### PROBLEM TO WORK ON
Print each line exactly as it is given.
* BEGIN *
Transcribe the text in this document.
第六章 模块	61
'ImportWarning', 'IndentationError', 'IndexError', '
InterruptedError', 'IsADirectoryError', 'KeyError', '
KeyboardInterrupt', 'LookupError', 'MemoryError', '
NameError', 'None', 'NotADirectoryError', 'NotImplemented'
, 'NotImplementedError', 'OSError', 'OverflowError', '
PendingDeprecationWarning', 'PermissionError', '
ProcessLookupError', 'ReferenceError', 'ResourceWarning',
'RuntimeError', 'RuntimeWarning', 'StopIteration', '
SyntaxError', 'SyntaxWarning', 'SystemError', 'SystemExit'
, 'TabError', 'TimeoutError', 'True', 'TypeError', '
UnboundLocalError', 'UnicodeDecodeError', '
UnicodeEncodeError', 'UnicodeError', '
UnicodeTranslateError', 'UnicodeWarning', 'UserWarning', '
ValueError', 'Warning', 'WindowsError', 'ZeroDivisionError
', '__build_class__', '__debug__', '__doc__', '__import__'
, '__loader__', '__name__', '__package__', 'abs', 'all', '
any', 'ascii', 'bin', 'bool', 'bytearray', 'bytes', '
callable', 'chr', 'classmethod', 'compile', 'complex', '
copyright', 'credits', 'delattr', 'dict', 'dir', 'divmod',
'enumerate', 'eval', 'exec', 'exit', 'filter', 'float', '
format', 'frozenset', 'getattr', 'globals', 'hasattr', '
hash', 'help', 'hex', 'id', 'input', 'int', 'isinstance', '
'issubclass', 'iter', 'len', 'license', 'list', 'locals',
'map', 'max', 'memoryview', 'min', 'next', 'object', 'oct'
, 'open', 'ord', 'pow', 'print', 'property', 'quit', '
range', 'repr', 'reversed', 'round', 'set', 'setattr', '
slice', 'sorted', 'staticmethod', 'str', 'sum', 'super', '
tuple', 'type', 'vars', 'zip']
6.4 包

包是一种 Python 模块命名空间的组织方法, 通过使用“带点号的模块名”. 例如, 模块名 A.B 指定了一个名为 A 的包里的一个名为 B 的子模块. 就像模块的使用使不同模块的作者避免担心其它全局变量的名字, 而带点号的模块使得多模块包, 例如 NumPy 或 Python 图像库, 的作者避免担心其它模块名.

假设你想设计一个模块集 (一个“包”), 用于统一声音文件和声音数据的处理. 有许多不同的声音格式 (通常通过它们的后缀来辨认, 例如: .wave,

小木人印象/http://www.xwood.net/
* END *
### THE RESPONSE
Transcribe the text in this document.
第六章 模块	61
'ImportWarning', 'IndentationError', 'IndexError', '
InterruptedError', 'IsADirectoryError', 'KeyError', '
KeyboardInterrupt', 'LookupError', 'MemoryError', '
NameError', 'None', 'NotADirectoryError', 'NotImplemented'
, 'NotImplementedError', 'OSError', 'OverflowError', '
PendingDeprecationWarning', 'PermissionError', '
ProcessLookupError', 'ReferenceError', 'ResourceWarning',
'RuntimeError', 'RuntimeWarning', 'StopIteration', '
SyntaxError', 'SyntaxWarning', 'SystemError', 'SystemExit'
, 'TabError', 'TimeoutError', 'True', 'TypeError', '
UnboundLocalError', 'UnicodeDecodeError', '
UnicodeEncodeError', 'UnicodeError', '
UnicodeTranslateError', 'UnicodeWarning', 'UserWarning', '
ValueError', 'Warning', 'WindowsError', 'ZeroDivisionError
', '__build_class__', '__debug__', '__doc__', '__import__'
, '__loader__', '__name__', '__package__', 'abs', 'all', '
any', 'ascii', 'bin', 'bool', 'bytearray', 'bytes', '
callable', 'chr', 'classmethod', 'compile', 'complex', '
copyright', 'credits', 'delattr', 'dict', 'dir', 'divmod',
'enumerate', 'eval', 'exec', 'exit', 'filter', 'float', '
format', 'frozenset', 'getattr', 'globals', 'hasattr', '
hash', 'help', 'hex', 'id', 'input', 'int', 'isinstance', '
'issubclass', 'iter', 'len', 'license', 'list', 'locals',
'map', 'max', 'memoryview', 'min', 'next', 'object', 'oct'
, 'open', 'ord', 'pow', 'print', 'property', 'quit', '
range', 'repr', 'reversed', 'round', 'set', 'setattr', '
slice', 'sorted', 'staticmethod', 'str', 'sum', 'super', '
tuple', 'type', 'vars', 'zip']
6.4 包

包是一种 Python 模块命名空间的组织方法, 通过使用“带点号的模块名”. 例如, 模块名 A.B 指定了一个名为 A 的包里的一个名为 B 的子模块. 就像模块的使用使不同模块的作者避免担心其它全局变量的名字, 而带点号的模块使得多模块包, 例如 NumPy 或 Python 图像库, 的作者避免担心其它模块名.

假设你想设计一个模块集 (一个“包”), 用于统一声音文件和声音数据的处理. 有许多不同的声音格式 (通常通过它们的后缀来辨认, 例如: .wave,

小木人印象/http://www.xwood.net/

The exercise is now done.